▸ Document passage
[BEGIN]
Why Men Lie

Why Men Lie

by Linden Macintyre

Random House of Canada | March 27, 2012 | Hardcover

Based on 30 ratings | Rate this | 3 reviews

This latest novel from Scotiabank Giller Prize winner Linden MacIntyre, Why Men Lie, offers a moving and emotionally complex conclusion to the Cape Breton trilogy.
 
Two years after the events of The Bishop's Man, we're introduced to Effie MacAskill Gillis, sister of the troubled priest Duncan. It's 1997, and Effie is an independent, middle-aged woman working as a tenured professor of Celtic Studies, but her complicated and often disappointing love life has left her all but ready to give up on the opposite sex. Then suddenly, a chance encounter with a man on a Toronto subway platform gives Effie renewed hope. J.C. Campbell is an old friend she hasn't seen for more than 20 years - an attractive, single man who appears to possess the stability and good sense she longs for.
 
Effie met her last husband, Sextus, in her hometown of Cape Breton when the two were still children. As they grew older together, and started a family, she soon learned that when it came to other women, Sextus couldn't be trusted. After one too many betrayals, Effie leaves him behind, and so when she and J.C. seem to hit it off, his relaxed, open demeanour is a welcome change.
 
But after a happy start to their relationship, cracks begin to show, and J.C. proves himself to be just as unpredictable as the others: one evening Effie spots him in a seedy part of town, but he denies ever having left his house; when she notices a scratch below his eye, he lies about its cause, blaming it on the cat. Then J.C., a journalist, becomes unhealthily engrossed in a story involving a convict on death row, and he and Effie begin to drift apart.
[END]
▸ Parts of the exercise
a) Name every character in the novel that the book description mentions by name.
b) Carry on the book description about the novel Why Men Lie from the point where it stops.
None of the items are needed for work on the book description.

▸ Provided material
[BEGIN]
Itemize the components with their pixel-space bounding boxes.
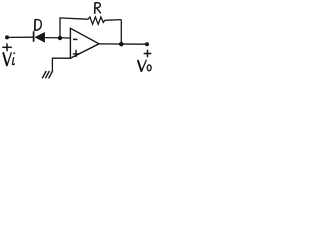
node: input terminal xyxy=(5,35,9,39)
ground xyxy=(42,71,52,78)
label: input polarity + xyxy=(2,43,12,51)
op-amp U1 xyxy=(70,28,99,58)
node: output terminal xyxy=(145,42,149,46)
resistor R xyxy=(87,17,105,24)
label: output polarity + xyxy=(144,50,152,58)
diode D xyxy=(34,31,45,42)
wire: non-inverting input to ground xyxy=(52,58,70,71)
wire: diode to op-amp inverting input xyxy=(45,37,71,39)
op-amp inverting input marker (-) xyxy=(73,38,77,40)
wire: input terminal to diode cathode xyxy=(7,36,34,38)
wire: op-amp output to output terminal xyxy=(99,43,147,45)
op-amp non-inverting input marker (+) xyxy=(73,50,79,57)
wire: feedback top horizontal to resistor xyxy=(59,18,86,19)
wire: resistor to feedback corner xyxy=(105,19,122,22)
label D xyxy=(35,20,42,31)
junction: inverting input node xyxy=(58,36,62,40)
label R xyxy=(95,3,101,14)
label Vo xyxy=(138,60,151,71)
wire: feedback vertical drop to output xyxy=(120,20,122,44)
label Vi xyxy=(3,52,15,65)
wire: feedback vertical riser xyxy=(59,18,61,38)
junction: output node xyxy=(119,42,124,47)
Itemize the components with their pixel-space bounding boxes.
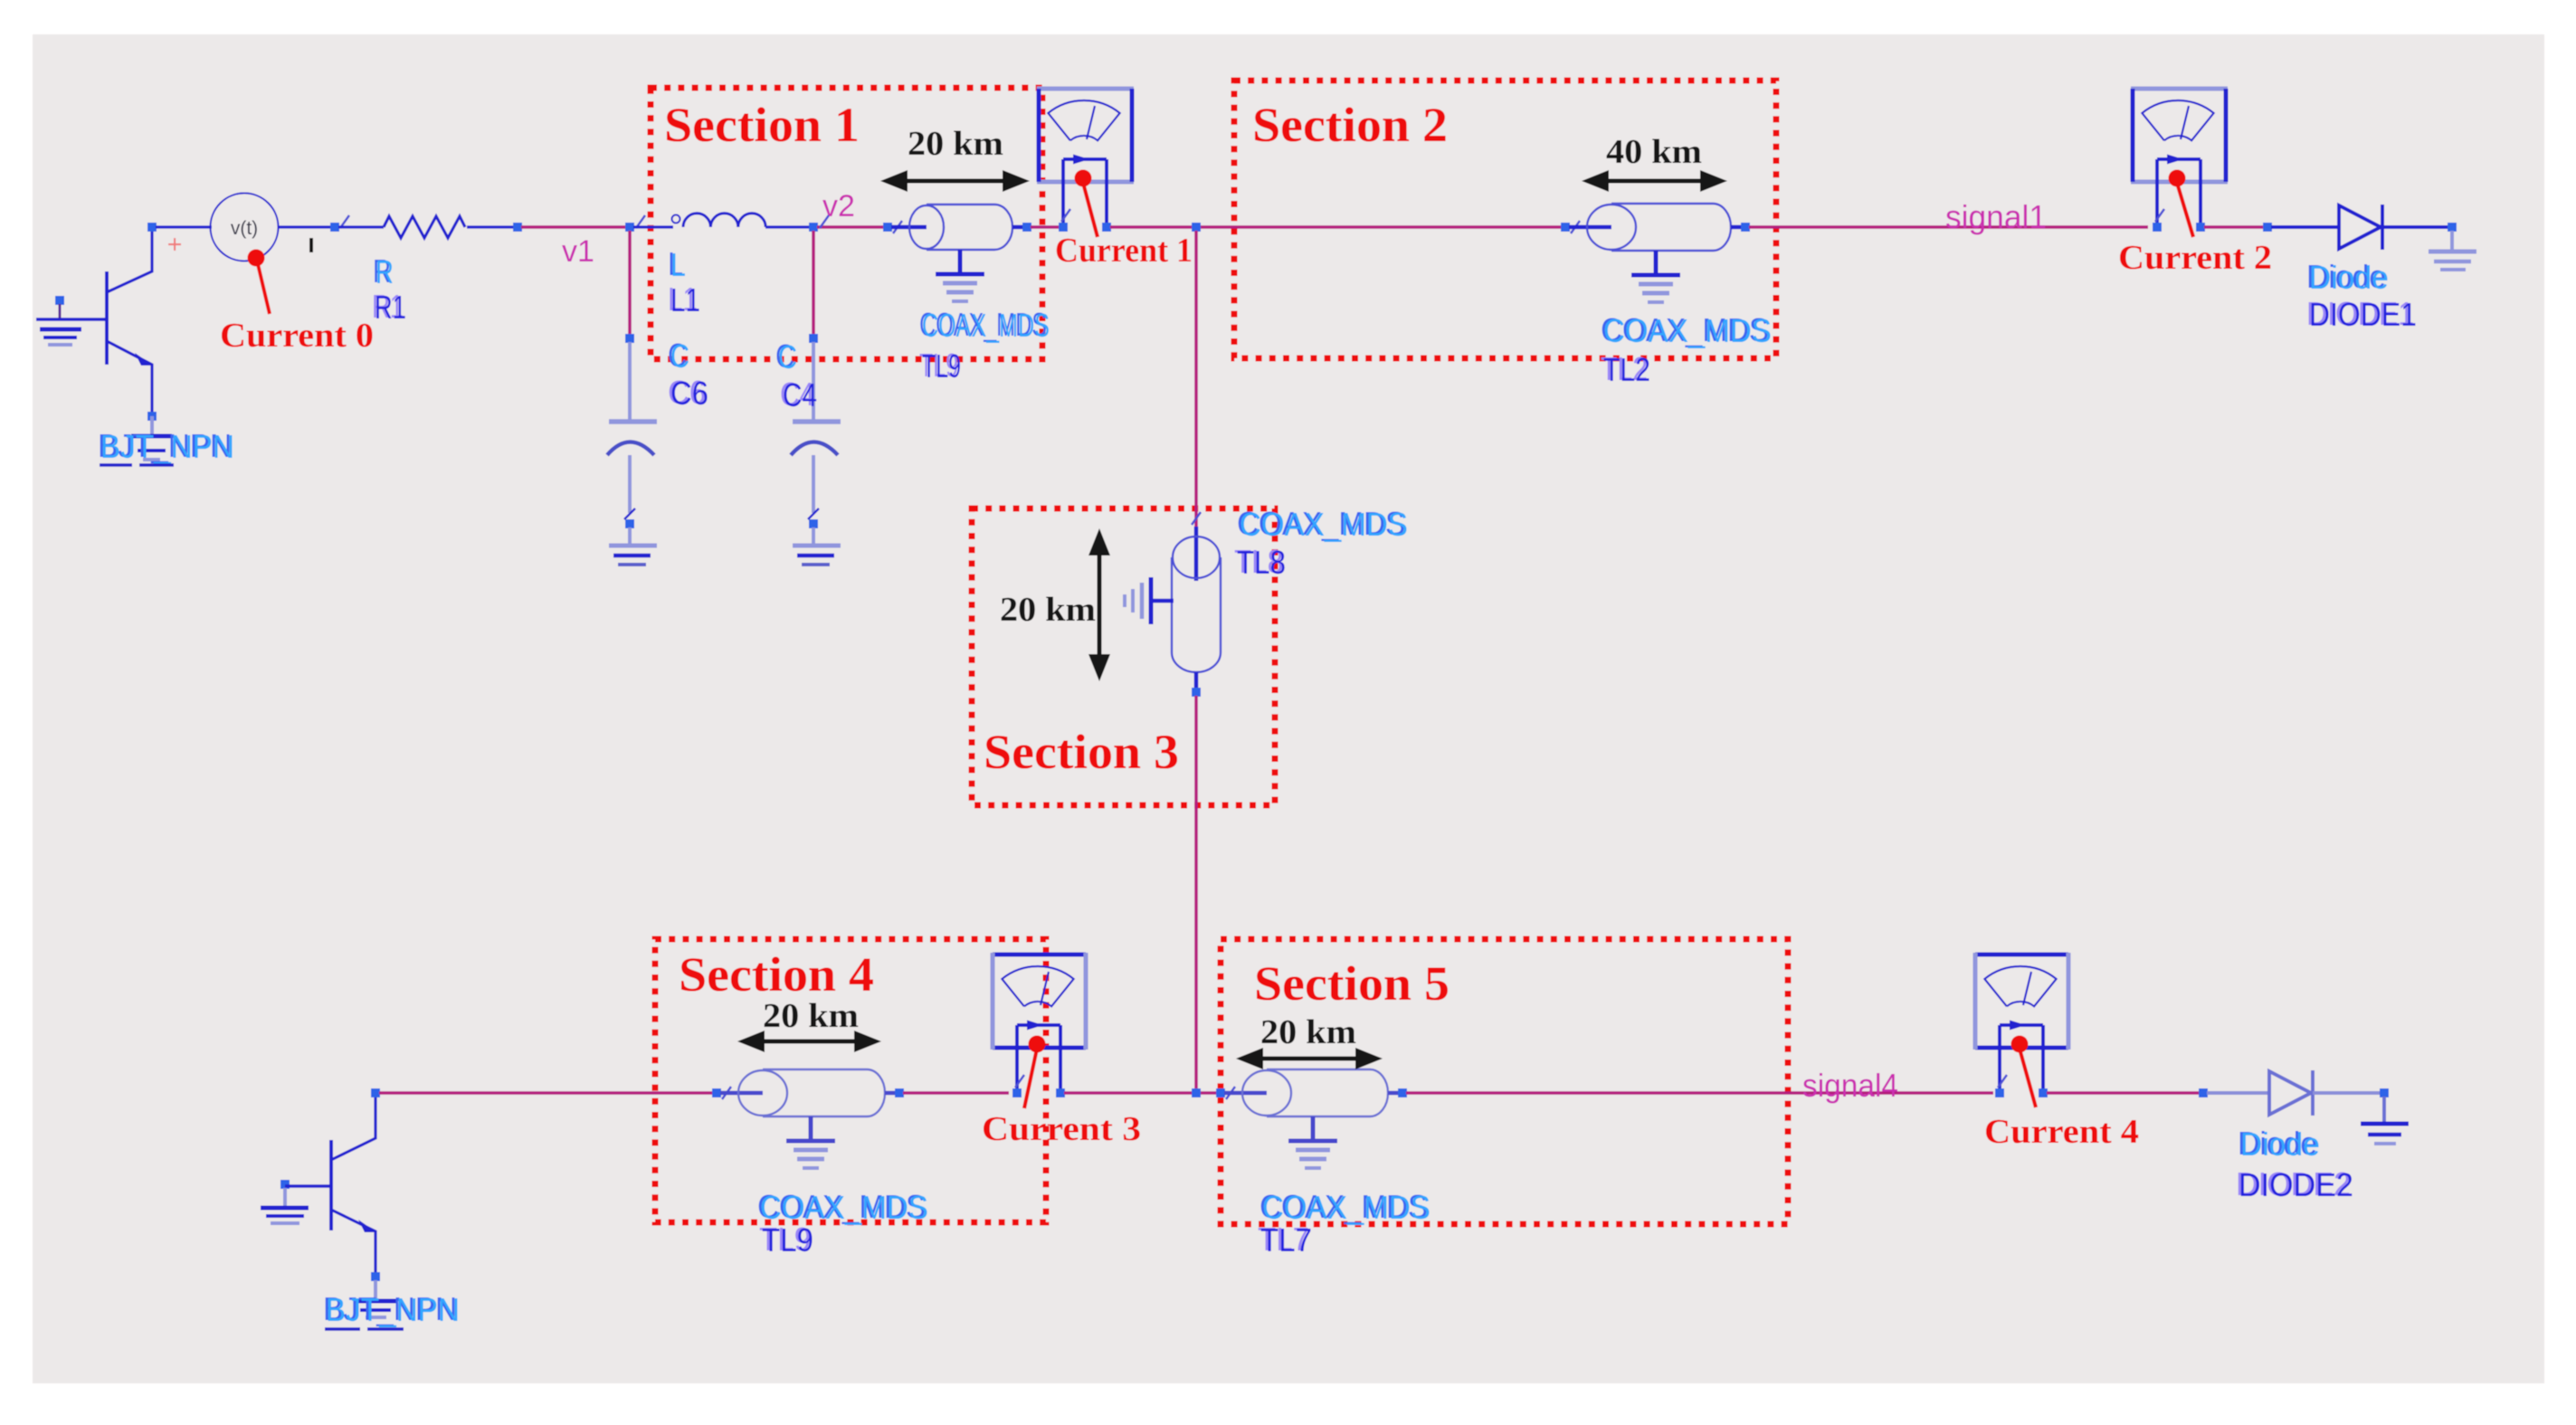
svg-text:v(t): v(t) xyxy=(231,218,258,239)
svg-text:Section 5: Section 5 xyxy=(1254,956,1450,1011)
svg-text:C6: C6 xyxy=(670,375,708,412)
svg-text:DIODE1: DIODE1 xyxy=(2309,296,2417,333)
svg-text:R: R xyxy=(375,253,394,290)
svg-text:Diode: Diode xyxy=(2240,1126,2320,1163)
svg-text:Section 4: Section 4 xyxy=(679,947,874,1002)
svg-text:DIODE2: DIODE2 xyxy=(2239,1166,2353,1203)
svg-text:TL7: TL7 xyxy=(1260,1221,1312,1259)
svg-text:C: C xyxy=(778,338,797,375)
svg-text:R1: R1 xyxy=(375,289,406,326)
svg-text:COAX_MDS: COAX_MDS xyxy=(922,307,1050,344)
svg-text:20 km: 20 km xyxy=(908,125,1003,163)
svg-text:Diode: Diode xyxy=(2309,259,2389,296)
svg-text:COAX_MDS: COAX_MDS xyxy=(1603,312,1772,349)
svg-text:signal1: signal1 xyxy=(1945,198,2047,235)
svg-text:TL9: TL9 xyxy=(762,1221,813,1259)
svg-text:BJT_NPN: BJT_NPN xyxy=(326,1291,460,1328)
svg-text:Current 2: Current 2 xyxy=(2118,239,2272,277)
svg-text:v1: v1 xyxy=(562,234,594,269)
svg-text:20 km: 20 km xyxy=(1260,1013,1356,1051)
svg-text:Section 3: Section 3 xyxy=(984,725,1179,779)
svg-text:+: + xyxy=(166,230,182,260)
svg-text:Current 3: Current 3 xyxy=(982,1110,1141,1148)
svg-text:40 km: 40 km xyxy=(1606,133,1702,171)
svg-text:Section 2: Section 2 xyxy=(1252,98,1448,152)
svg-text:20 km: 20 km xyxy=(1000,591,1096,629)
svg-text:Current 1: Current 1 xyxy=(1055,232,1193,270)
svg-text:C: C xyxy=(670,337,689,375)
svg-text:L: L xyxy=(670,246,686,283)
svg-text:TL9: TL9 xyxy=(922,347,961,385)
svg-text:20 km: 20 km xyxy=(763,997,859,1035)
svg-text:Current 0: Current 0 xyxy=(220,317,374,355)
svg-text:TL8: TL8 xyxy=(1237,544,1286,581)
svg-text:TL2: TL2 xyxy=(1603,351,1650,388)
svg-text:COAX_MDS: COAX_MDS xyxy=(1240,506,1408,543)
svg-text:L1: L1 xyxy=(670,281,700,318)
svg-text:BJT_NPN: BJT_NPN xyxy=(100,428,234,465)
svg-text:signal4: signal4 xyxy=(1802,1067,1898,1104)
svg-text:Current 4: Current 4 xyxy=(1984,1113,2139,1151)
svg-text:C4: C4 xyxy=(783,376,817,413)
svg-text:Section 1: Section 1 xyxy=(664,98,860,152)
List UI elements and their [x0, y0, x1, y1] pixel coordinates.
[END]
▸ Written answers
a) Effie MacAskill Gillis, Duncan, J.C. Campbell, Sextus

b)
 
Although he still checks in sporadically and insists there's nothing going on, she soon learns he has a deeply personal reason for his covert trips to that seedy downtown street. In fact, it turns out there's a lot about his past that Effie doesn't know, and a lot he's still learning himself.
 
While J.C. is busy chasing his own past, Effie is rarely able to escape her own. Family ties and hometown connections to Cape Breton mean her two ex-husbands - Sextus happens to be the cousin of her first husband, John - are constantly coming and going in a turbulent mess of comfort and commotion, while her grown daughter, Cassie, brings some unexpected news of her own.
 
After all of her experience in relationships with men, Effie thought she knew all she needed to about what to expect, and how to maintain her self-sufficiency. Why do men lie?, she wants to know. But whether it's for love, for protection, or for more selfish reasons, Effie soon learns that no amount of experience can prepare you for what might resurface from the past, and for the damage that might cause, emotionally or otherwise.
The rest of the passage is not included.